Request.
Tally the lines in the listing below that contain "enfants" and report the tally alone.

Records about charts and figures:
###
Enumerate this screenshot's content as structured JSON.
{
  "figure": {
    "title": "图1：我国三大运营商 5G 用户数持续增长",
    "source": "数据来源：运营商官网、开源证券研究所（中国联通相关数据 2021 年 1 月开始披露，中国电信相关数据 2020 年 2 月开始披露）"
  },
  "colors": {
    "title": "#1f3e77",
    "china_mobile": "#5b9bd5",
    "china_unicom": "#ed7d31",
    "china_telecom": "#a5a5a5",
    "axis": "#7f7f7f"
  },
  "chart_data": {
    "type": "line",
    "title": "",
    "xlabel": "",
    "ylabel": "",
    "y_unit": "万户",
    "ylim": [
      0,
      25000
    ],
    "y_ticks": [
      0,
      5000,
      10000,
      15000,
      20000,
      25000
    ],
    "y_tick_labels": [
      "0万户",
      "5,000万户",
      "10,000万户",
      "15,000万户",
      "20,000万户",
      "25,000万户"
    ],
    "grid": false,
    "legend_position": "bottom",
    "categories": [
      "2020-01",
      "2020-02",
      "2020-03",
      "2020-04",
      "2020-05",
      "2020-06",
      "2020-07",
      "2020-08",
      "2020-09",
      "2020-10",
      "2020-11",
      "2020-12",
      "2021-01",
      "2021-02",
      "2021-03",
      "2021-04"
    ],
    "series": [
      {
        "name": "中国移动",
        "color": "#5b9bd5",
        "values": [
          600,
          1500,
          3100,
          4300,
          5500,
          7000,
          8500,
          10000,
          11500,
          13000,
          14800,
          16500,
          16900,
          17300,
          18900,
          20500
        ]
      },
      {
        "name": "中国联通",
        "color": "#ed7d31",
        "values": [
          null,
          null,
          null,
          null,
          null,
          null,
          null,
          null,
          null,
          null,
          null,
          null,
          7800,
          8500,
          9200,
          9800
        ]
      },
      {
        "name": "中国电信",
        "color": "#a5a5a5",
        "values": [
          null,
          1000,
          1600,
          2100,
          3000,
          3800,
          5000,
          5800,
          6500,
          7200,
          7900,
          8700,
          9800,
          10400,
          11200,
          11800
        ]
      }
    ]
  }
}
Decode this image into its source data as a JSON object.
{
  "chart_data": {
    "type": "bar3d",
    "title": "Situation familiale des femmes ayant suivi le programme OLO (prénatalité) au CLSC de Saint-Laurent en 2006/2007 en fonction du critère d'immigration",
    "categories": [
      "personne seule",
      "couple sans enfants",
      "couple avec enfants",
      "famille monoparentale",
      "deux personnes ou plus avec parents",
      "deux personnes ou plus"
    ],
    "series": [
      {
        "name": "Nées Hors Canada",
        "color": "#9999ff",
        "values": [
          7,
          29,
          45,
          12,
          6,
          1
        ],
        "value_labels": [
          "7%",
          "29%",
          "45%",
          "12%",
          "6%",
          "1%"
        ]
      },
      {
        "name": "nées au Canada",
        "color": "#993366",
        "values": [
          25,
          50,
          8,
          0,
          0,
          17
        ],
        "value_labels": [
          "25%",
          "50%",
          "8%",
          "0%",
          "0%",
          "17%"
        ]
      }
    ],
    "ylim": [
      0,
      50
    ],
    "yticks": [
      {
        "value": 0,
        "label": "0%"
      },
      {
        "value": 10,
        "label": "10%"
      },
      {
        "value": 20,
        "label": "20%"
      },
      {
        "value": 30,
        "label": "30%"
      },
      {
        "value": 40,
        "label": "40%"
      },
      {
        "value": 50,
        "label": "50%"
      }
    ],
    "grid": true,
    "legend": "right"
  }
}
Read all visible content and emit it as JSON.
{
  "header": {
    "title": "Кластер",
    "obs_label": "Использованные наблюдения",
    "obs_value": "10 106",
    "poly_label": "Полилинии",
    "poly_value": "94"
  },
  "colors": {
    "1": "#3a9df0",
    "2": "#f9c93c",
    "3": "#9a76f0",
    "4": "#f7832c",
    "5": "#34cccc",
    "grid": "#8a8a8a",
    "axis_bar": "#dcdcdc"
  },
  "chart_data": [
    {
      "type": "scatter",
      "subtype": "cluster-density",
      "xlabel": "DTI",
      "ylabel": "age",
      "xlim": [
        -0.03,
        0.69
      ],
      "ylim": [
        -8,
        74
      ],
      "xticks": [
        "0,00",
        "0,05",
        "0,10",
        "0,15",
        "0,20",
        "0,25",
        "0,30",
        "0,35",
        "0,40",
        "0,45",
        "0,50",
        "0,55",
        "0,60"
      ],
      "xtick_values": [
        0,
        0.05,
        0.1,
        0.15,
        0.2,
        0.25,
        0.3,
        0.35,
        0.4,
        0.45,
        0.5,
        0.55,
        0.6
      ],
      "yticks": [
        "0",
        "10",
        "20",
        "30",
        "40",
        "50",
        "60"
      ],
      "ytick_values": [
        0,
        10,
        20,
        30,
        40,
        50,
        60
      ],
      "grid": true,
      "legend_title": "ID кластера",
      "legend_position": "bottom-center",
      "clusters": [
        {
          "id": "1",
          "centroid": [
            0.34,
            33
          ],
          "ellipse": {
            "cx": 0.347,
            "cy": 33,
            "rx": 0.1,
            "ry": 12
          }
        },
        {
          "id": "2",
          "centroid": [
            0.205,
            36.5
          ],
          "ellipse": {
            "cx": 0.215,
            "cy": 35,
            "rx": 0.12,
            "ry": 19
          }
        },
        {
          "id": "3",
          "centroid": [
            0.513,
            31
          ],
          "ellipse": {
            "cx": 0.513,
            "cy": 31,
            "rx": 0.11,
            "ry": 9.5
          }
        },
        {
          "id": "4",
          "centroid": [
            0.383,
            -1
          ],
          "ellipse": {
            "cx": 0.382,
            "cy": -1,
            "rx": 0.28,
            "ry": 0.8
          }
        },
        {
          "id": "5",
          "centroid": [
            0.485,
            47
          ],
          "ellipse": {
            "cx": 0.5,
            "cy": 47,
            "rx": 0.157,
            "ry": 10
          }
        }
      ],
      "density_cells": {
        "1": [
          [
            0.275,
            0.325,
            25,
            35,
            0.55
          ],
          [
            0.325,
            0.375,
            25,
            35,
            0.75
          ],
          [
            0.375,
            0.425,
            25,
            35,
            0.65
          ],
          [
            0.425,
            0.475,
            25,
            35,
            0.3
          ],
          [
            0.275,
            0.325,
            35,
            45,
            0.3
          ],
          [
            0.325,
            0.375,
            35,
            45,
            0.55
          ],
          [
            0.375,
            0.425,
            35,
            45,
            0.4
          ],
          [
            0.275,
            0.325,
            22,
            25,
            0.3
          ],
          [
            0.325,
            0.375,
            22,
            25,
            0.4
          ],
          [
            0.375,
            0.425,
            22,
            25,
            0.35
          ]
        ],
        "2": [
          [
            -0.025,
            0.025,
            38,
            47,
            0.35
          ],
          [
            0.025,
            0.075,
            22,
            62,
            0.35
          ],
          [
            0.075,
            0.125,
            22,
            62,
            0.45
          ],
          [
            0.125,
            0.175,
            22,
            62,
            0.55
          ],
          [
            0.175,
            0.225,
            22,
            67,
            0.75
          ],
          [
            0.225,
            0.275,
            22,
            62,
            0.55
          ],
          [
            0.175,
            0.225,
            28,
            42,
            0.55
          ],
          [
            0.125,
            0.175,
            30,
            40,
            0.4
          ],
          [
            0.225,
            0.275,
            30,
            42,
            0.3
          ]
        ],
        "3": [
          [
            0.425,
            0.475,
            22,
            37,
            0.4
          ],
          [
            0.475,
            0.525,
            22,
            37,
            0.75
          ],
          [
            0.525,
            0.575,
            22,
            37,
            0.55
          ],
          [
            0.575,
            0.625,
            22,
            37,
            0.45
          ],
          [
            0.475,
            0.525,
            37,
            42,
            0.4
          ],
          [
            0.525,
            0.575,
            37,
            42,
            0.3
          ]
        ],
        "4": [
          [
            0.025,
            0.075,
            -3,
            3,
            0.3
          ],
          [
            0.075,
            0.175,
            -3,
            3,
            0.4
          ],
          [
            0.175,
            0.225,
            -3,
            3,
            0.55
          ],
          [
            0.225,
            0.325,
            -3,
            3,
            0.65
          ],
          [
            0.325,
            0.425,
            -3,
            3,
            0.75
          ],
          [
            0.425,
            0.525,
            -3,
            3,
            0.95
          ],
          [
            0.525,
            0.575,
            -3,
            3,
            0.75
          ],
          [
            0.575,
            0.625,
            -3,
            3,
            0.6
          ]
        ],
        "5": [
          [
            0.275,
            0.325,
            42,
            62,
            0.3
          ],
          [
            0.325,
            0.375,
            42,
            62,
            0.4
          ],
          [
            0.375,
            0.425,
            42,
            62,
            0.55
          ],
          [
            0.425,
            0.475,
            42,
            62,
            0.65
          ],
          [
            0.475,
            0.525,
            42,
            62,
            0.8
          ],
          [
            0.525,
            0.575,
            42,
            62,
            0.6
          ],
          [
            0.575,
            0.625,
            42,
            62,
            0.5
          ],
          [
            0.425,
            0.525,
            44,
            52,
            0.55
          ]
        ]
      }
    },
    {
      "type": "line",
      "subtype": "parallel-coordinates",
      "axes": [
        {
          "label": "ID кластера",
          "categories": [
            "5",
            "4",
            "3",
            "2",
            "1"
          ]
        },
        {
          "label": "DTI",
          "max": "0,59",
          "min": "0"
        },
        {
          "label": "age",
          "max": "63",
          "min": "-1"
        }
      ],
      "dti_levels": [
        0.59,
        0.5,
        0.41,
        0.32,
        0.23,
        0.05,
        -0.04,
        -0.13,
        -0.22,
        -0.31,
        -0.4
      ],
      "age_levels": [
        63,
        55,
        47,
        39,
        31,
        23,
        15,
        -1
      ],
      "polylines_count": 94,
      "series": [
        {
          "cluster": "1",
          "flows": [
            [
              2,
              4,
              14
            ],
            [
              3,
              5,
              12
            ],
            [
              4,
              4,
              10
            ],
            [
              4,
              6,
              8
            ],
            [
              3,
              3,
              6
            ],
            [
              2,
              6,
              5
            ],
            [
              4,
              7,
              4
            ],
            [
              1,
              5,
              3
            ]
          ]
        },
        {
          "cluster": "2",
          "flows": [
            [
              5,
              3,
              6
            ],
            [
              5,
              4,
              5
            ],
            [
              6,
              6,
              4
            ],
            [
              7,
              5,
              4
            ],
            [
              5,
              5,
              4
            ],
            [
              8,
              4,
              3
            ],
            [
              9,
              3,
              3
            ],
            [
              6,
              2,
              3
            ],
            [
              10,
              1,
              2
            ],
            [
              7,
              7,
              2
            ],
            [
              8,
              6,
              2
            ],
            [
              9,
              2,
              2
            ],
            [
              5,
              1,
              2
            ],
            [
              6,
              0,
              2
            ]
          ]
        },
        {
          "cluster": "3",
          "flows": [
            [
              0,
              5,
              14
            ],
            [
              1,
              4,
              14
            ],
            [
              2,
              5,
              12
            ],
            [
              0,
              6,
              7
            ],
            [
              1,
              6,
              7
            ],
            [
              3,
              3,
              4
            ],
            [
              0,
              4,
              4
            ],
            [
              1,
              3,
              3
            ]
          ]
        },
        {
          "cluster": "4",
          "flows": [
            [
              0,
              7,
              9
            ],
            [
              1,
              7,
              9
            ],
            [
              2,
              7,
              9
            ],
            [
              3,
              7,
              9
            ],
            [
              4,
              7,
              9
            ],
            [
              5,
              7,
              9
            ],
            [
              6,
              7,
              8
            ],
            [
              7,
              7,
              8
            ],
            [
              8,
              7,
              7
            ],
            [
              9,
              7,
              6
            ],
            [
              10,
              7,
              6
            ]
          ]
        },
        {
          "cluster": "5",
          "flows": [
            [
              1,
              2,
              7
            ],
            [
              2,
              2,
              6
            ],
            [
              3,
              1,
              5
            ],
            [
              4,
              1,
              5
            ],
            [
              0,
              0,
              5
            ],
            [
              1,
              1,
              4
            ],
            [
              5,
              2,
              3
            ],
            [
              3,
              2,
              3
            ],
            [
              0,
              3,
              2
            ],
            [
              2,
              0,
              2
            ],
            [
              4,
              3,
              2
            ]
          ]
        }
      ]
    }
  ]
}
###
Answer to this exercise.
2